* Begin ENTRIES SHOWN *

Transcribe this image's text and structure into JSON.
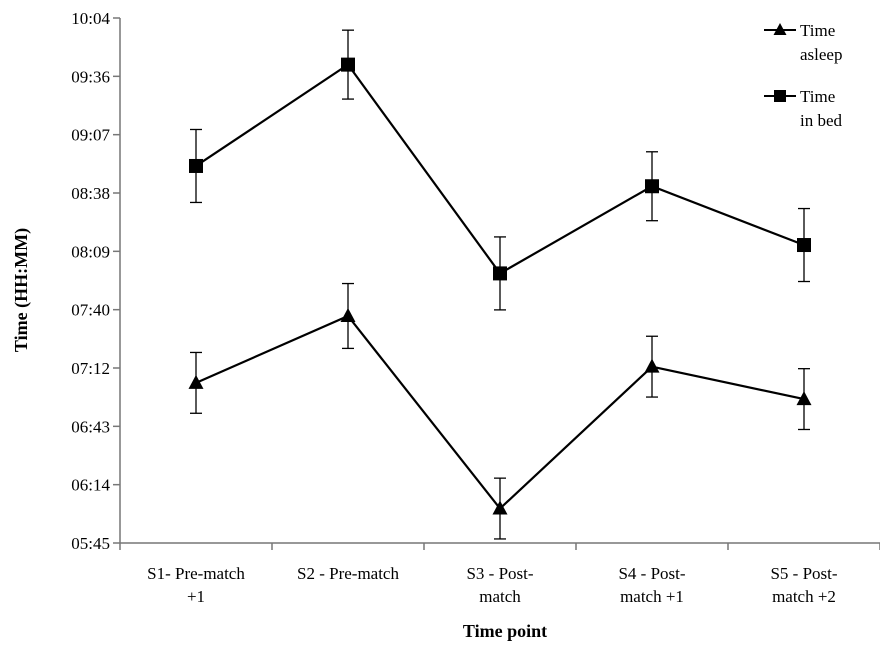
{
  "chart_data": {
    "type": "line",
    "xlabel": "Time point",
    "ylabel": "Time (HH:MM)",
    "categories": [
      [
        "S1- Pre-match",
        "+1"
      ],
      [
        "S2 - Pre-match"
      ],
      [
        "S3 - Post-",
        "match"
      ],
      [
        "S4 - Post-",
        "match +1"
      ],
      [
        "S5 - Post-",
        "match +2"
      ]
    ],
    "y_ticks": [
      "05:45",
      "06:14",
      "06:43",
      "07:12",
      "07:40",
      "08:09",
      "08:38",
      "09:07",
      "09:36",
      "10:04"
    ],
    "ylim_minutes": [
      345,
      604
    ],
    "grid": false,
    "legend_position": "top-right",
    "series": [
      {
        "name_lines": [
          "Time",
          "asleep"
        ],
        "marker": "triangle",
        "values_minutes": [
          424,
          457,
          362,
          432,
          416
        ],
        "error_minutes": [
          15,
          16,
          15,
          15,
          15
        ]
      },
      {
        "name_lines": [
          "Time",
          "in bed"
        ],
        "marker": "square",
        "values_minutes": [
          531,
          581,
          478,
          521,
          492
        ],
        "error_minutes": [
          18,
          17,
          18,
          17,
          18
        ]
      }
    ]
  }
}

* End ENTRIES SHOWN *

From the records above, report the count of lines containing "Time" and nothing more.

4